**EXERCISE GOAL**.
Determine how many lines in the entries below include "this". The reply should be that number and nothing else.

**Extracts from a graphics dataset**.

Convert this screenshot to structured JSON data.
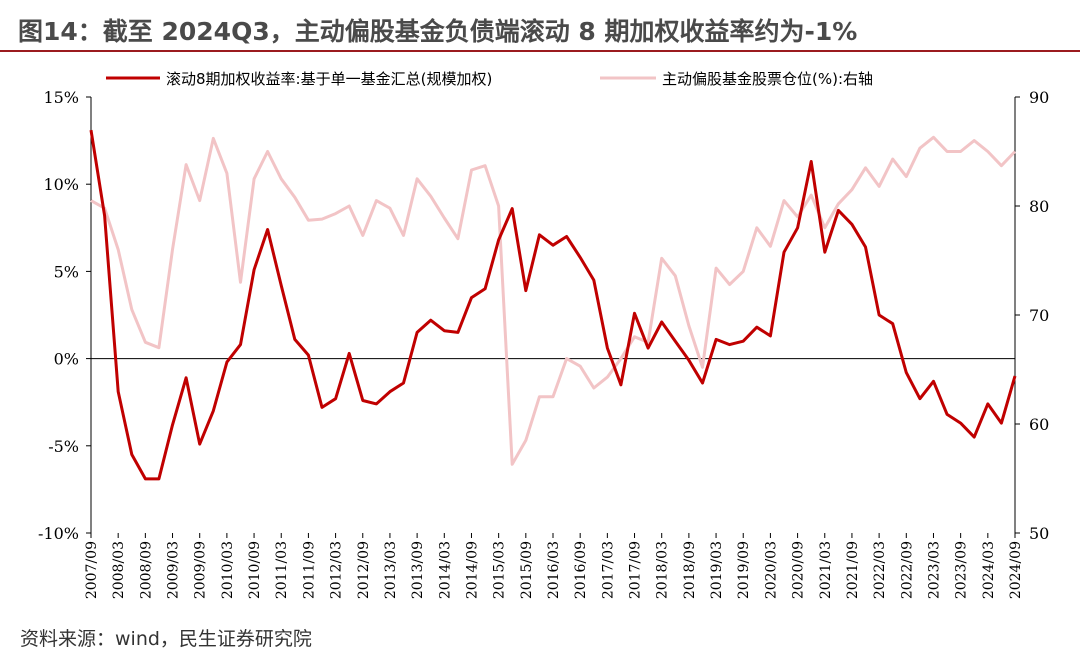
{
  "header": {
    "title": "图14：截至 2024Q3，主动偏股基金负债端滚动 8 期加权收益率约为-1%"
  },
  "footer": {
    "source": "资料来源：wind，民生证券研究院"
  },
  "colors": {
    "series_return": "#c00000",
    "series_position": "#f2c4c6",
    "title_rule": "#9b1b1f",
    "axis": "#000000"
  },
  "chart_data": {
    "type": "line",
    "x": [
      "2007/09",
      "2007/12",
      "2008/03",
      "2008/06",
      "2008/09",
      "2008/12",
      "2009/03",
      "2009/06",
      "2009/09",
      "2009/12",
      "2010/03",
      "2010/06",
      "2010/09",
      "2010/12",
      "2011/03",
      "2011/06",
      "2011/09",
      "2011/12",
      "2012/03",
      "2012/06",
      "2012/09",
      "2012/12",
      "2013/03",
      "2013/06",
      "2013/09",
      "2013/12",
      "2014/03",
      "2014/06",
      "2014/09",
      "2014/12",
      "2015/03",
      "2015/06",
      "2015/09",
      "2015/12",
      "2016/03",
      "2016/06",
      "2016/09",
      "2016/12",
      "2017/03",
      "2017/06",
      "2017/09",
      "2017/12",
      "2018/03",
      "2018/06",
      "2018/09",
      "2018/12",
      "2019/03",
      "2019/06",
      "2019/09",
      "2019/12",
      "2020/03",
      "2020/06",
      "2020/09",
      "2020/12",
      "2021/03",
      "2021/06",
      "2021/09",
      "2021/12",
      "2022/03",
      "2022/06",
      "2022/09",
      "2022/12",
      "2023/03",
      "2023/06",
      "2023/09",
      "2023/12",
      "2024/03",
      "2024/06",
      "2024/09"
    ],
    "x_tick_labels": [
      "2007/09",
      "2008/03",
      "2008/09",
      "2009/03",
      "2009/09",
      "2010/03",
      "2010/09",
      "2011/03",
      "2011/09",
      "2012/03",
      "2012/09",
      "2013/03",
      "2013/09",
      "2014/03",
      "2014/09",
      "2015/03",
      "2015/09",
      "2016/03",
      "2016/09",
      "2017/03",
      "2017/09",
      "2018/03",
      "2018/09",
      "2019/03",
      "2019/09",
      "2020/03",
      "2020/09",
      "2021/03",
      "2021/09",
      "2022/03",
      "2022/09",
      "2023/03",
      "2023/09",
      "2024/03",
      "2024/09"
    ],
    "series": [
      {
        "name": "滚动8期加权收益率:基于单一基金汇总(规模加权)",
        "axis": "left",
        "values": [
          13.1,
          8.2,
          -1.9,
          -5.5,
          -6.9,
          -6.9,
          -3.8,
          -1.1,
          -4.9,
          -3.0,
          -0.2,
          0.8,
          5.1,
          7.4,
          4.2,
          1.1,
          0.2,
          -2.8,
          -2.3,
          0.3,
          -2.4,
          -2.6,
          -1.9,
          -1.4,
          1.5,
          2.2,
          1.6,
          1.5,
          3.5,
          4.0,
          6.8,
          8.6,
          3.9,
          7.1,
          6.5,
          7.0,
          5.8,
          4.5,
          0.6,
          -1.5,
          2.6,
          0.6,
          2.1,
          1.0,
          -0.1,
          -1.4,
          1.1,
          0.8,
          1.0,
          1.8,
          1.3,
          6.1,
          7.5,
          11.3,
          6.1,
          8.5,
          7.7,
          6.4,
          2.5,
          2.0,
          -0.8,
          -2.3,
          -1.3,
          -3.2,
          -3.7,
          -4.5,
          -2.6,
          -3.7,
          -1.0
        ]
      },
      {
        "name": "主动偏股基金股票仓位(%):右轴",
        "axis": "right",
        "values": [
          80.5,
          79.8,
          76.0,
          70.5,
          67.5,
          67.0,
          76.0,
          83.8,
          80.5,
          86.2,
          83.0,
          73.0,
          82.5,
          85.0,
          82.5,
          80.8,
          78.7,
          78.8,
          79.3,
          80.0,
          77.3,
          80.5,
          79.8,
          77.3,
          82.5,
          80.9,
          78.9,
          77.0,
          83.3,
          83.7,
          80.0,
          56.3,
          58.5,
          62.5,
          62.5,
          66.0,
          65.3,
          63.3,
          64.3,
          66.0,
          68.0,
          67.5,
          75.2,
          73.6,
          69.0,
          65.2,
          74.3,
          72.8,
          74.0,
          78.0,
          76.3,
          80.5,
          79.0,
          81.0,
          78.0,
          80.2,
          81.5,
          83.5,
          81.8,
          84.3,
          82.7,
          85.3,
          86.3,
          85.0,
          85.0,
          86.0,
          85.0,
          83.7,
          85.0
        ]
      }
    ],
    "y_left": {
      "min": -10,
      "max": 15,
      "ticks": [
        "-10%",
        "-5%",
        "0%",
        "5%",
        "10%",
        "15%"
      ],
      "tick_values": [
        -10,
        -5,
        0,
        5,
        10,
        15
      ]
    },
    "y_right": {
      "min": 50,
      "max": 90,
      "ticks": [
        "50",
        "60",
        "70",
        "80",
        "90"
      ],
      "tick_values": [
        50,
        60,
        70,
        80,
        90
      ]
    },
    "grid": false,
    "legend_position": "top"
  }
}
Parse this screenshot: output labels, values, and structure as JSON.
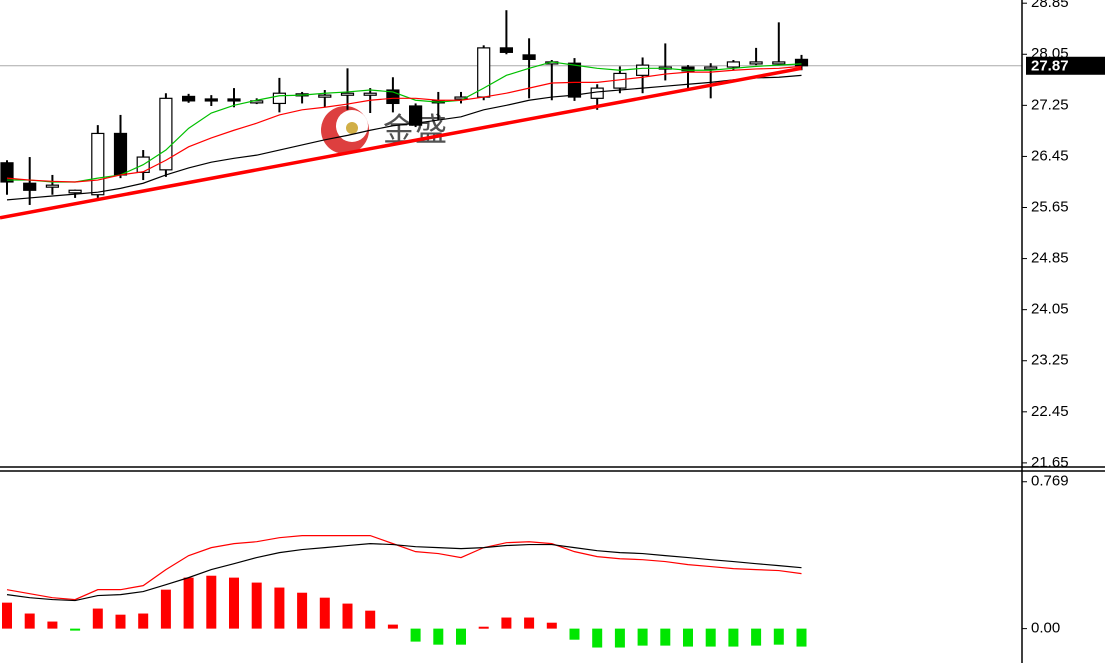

**WORKED SOLUTION**.
2